> Written exercise
Give an exact transcription of every line, dropping the images.

> Entries

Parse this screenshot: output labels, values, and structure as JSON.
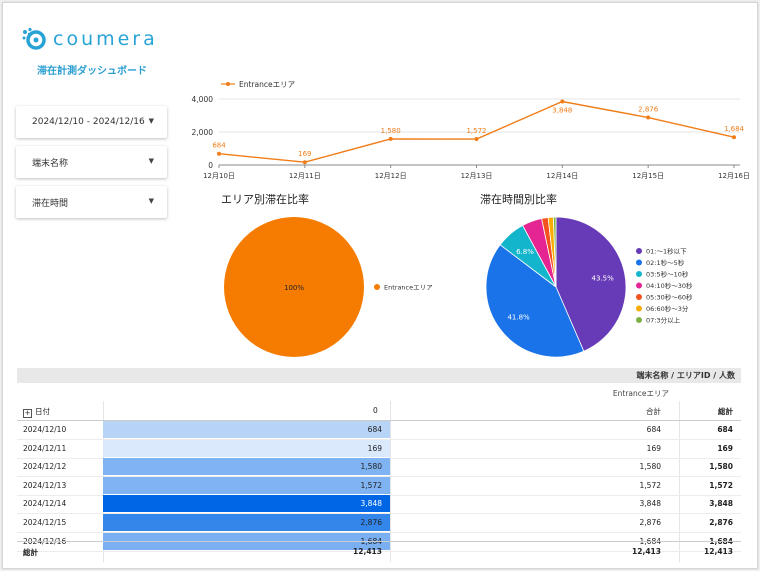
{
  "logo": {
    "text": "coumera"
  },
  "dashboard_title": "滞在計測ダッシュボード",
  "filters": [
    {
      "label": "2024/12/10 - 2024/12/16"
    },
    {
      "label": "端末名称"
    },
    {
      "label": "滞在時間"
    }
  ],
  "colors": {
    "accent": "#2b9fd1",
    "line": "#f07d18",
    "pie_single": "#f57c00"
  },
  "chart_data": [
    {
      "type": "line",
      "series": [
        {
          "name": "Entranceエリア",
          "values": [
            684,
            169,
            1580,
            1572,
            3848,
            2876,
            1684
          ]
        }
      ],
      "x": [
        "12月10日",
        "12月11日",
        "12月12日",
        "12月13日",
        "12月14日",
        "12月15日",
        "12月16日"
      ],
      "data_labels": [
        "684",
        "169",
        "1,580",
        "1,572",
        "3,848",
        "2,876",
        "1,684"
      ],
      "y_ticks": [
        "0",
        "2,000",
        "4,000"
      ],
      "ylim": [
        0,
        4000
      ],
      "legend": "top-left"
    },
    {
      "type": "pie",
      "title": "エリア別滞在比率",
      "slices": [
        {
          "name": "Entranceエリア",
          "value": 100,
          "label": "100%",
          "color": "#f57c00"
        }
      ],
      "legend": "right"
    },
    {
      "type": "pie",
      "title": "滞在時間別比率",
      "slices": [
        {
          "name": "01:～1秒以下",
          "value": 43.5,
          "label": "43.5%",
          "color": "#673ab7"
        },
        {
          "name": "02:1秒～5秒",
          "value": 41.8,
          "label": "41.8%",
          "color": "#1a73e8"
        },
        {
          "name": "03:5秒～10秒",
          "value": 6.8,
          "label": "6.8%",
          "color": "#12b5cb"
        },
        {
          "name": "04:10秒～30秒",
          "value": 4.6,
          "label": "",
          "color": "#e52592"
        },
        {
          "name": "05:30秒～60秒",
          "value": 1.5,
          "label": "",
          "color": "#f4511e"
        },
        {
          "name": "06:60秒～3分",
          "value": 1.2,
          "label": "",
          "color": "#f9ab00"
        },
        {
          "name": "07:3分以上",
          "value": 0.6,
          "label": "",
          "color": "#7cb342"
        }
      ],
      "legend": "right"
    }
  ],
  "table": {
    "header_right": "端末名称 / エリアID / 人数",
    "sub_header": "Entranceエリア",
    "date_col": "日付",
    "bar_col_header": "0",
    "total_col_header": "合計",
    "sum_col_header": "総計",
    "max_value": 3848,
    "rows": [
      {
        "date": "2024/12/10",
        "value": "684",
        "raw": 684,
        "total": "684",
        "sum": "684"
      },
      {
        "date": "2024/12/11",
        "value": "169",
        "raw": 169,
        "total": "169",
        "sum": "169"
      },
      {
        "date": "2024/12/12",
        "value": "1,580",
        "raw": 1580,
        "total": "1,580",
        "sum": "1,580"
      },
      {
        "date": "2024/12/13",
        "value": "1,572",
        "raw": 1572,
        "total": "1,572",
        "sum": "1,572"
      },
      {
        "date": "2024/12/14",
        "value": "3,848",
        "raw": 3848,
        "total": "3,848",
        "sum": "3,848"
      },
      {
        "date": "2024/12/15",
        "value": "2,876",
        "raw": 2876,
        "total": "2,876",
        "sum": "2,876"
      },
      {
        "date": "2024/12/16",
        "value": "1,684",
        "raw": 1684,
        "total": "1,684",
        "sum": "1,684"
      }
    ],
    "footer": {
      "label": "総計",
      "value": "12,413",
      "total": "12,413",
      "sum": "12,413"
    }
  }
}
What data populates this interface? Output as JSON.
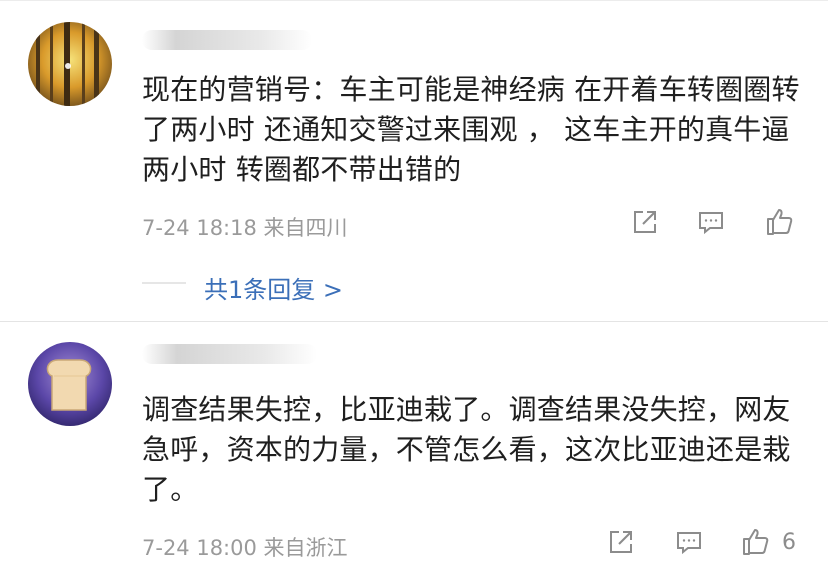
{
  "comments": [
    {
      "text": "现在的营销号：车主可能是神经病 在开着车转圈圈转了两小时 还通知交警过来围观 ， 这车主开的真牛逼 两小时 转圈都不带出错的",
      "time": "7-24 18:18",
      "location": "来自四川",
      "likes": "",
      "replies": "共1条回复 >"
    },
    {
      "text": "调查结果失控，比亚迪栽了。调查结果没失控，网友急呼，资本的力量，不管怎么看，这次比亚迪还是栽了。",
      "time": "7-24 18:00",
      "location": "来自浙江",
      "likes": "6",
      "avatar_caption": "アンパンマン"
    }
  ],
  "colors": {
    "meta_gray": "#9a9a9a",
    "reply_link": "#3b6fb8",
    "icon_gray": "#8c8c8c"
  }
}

> Written reply
Parse this screenshot: output labels, values, and structure as JSON.
{
  "logo": {
    "text": "coumera"
  },
  "dashboard_title": "滞在計測ダッシュボード",
  "filters": [
    {
      "label": "2024/12/10 - 2024/12/16"
    },
    {
      "label": "端末名称"
    },
    {
      "label": "滞在時間"
    }
  ],
  "colors": {
    "accent": "#2b9fd1",
    "line": "#f07d18",
    "pie_single": "#f57c00"
  },
  "chart_data": [
    {
      "type": "line",
      "series": [
        {
          "name": "Entranceエリア",
          "values": [
            684,
            169,
            1580,
            1572,
            3848,
            2876,
            1684
          ]
        }
      ],
      "x": [
        "12月10日",
        "12月11日",
        "12月12日",
        "12月13日",
        "12月14日",
        "12月15日",
        "12月16日"
      ],
      "data_labels": [
        "684",
        "169",
        "1,580",
        "1,572",
        "3,848",
        "2,876",
        "1,684"
      ],
      "y_ticks": [
        "0",
        "2,000",
        "4,000"
      ],
      "ylim": [
        0,
        4000
      ],
      "legend": "top-left"
    },
    {
      "type": "pie",
      "title": "エリア別滞在比率",
      "slices": [
        {
          "name": "Entranceエリア",
          "value": 100,
          "label": "100%",
          "color": "#f57c00"
        }
      ],
      "legend": "right"
    },
    {
      "type": "pie",
      "title": "滞在時間別比率",
      "slices": [
        {
          "name": "01:～1秒以下",
          "value": 43.5,
          "label": "43.5%",
          "color": "#673ab7"
        },
        {
          "name": "02:1秒～5秒",
          "value": 41.8,
          "label": "41.8%",
          "color": "#1a73e8"
        },
        {
          "name": "03:5秒～10秒",
          "value": 6.8,
          "label": "6.8%",
          "color": "#12b5cb"
        },
        {
          "name": "04:10秒～30秒",
          "value": 4.6,
          "label": "",
          "color": "#e52592"
        },
        {
          "name": "05:30秒～60秒",
          "value": 1.5,
          "label": "",
          "color": "#f4511e"
        },
        {
          "name": "06:60秒～3分",
          "value": 1.2,
          "label": "",
          "color": "#f9ab00"
        },
        {
          "name": "07:3分以上",
          "value": 0.6,
          "label": "",
          "color": "#7cb342"
        }
      ],
      "legend": "right"
    }
  ],
  "table": {
    "header_right": "端末名称 / エリアID / 人数",
    "sub_header": "Entranceエリア",
    "date_col": "日付",
    "bar_col_header": "0",
    "total_col_header": "合計",
    "sum_col_header": "総計",
    "max_value": 3848,
    "rows": [
      {
        "date": "2024/12/10",
        "value": "684",
        "raw": 684,
        "total": "684",
        "sum": "684"
      },
      {
        "date": "2024/12/11",
        "value": "169",
        "raw": 169,
        "total": "169",
        "sum": "169"
      },
      {
        "date": "2024/12/12",
        "value": "1,580",
        "raw": 1580,
        "total": "1,580",
        "sum": "1,580"
      },
      {
        "date": "2024/12/13",
        "value": "1,572",
        "raw": 1572,
        "total": "1,572",
        "sum": "1,572"
      },
      {
        "date": "2024/12/14",
        "value": "3,848",
        "raw": 3848,
        "total": "3,848",
        "sum": "3,848"
      },
      {
        "date": "2024/12/15",
        "value": "2,876",
        "raw": 2876,
        "total": "2,876",
        "sum": "2,876"
      },
      {
        "date": "2024/12/16",
        "value": "1,684",
        "raw": 1684,
        "total": "1,684",
        "sum": "1,684"
      }
    ],
    "footer": {
      "label": "総計",
      "value": "12,413",
      "total": "12,413",
      "sum": "12,413"
    }
  }
}
What data populates this interface? Output as JSON.
{
  "comments": [
    {
      "text": "现在的营销号：车主可能是神经病 在开着车转圈圈转了两小时 还通知交警过来围观 ， 这车主开的真牛逼 两小时 转圈都不带出错的",
      "time": "7-24 18:18",
      "location": "来自四川",
      "likes": "",
      "replies": "共1条回复 >"
    },
    {
      "text": "调查结果失控，比亚迪栽了。调查结果没失控，网友急呼，资本的力量，不管怎么看，这次比亚迪还是栽了。",
      "time": "7-24 18:00",
      "location": "来自浙江",
      "likes": "6",
      "avatar_caption": "アンパンマン"
    }
  ],
  "colors": {
    "meta_gray": "#9a9a9a",
    "reply_link": "#3b6fb8",
    "icon_gray": "#8c8c8c"
  }
}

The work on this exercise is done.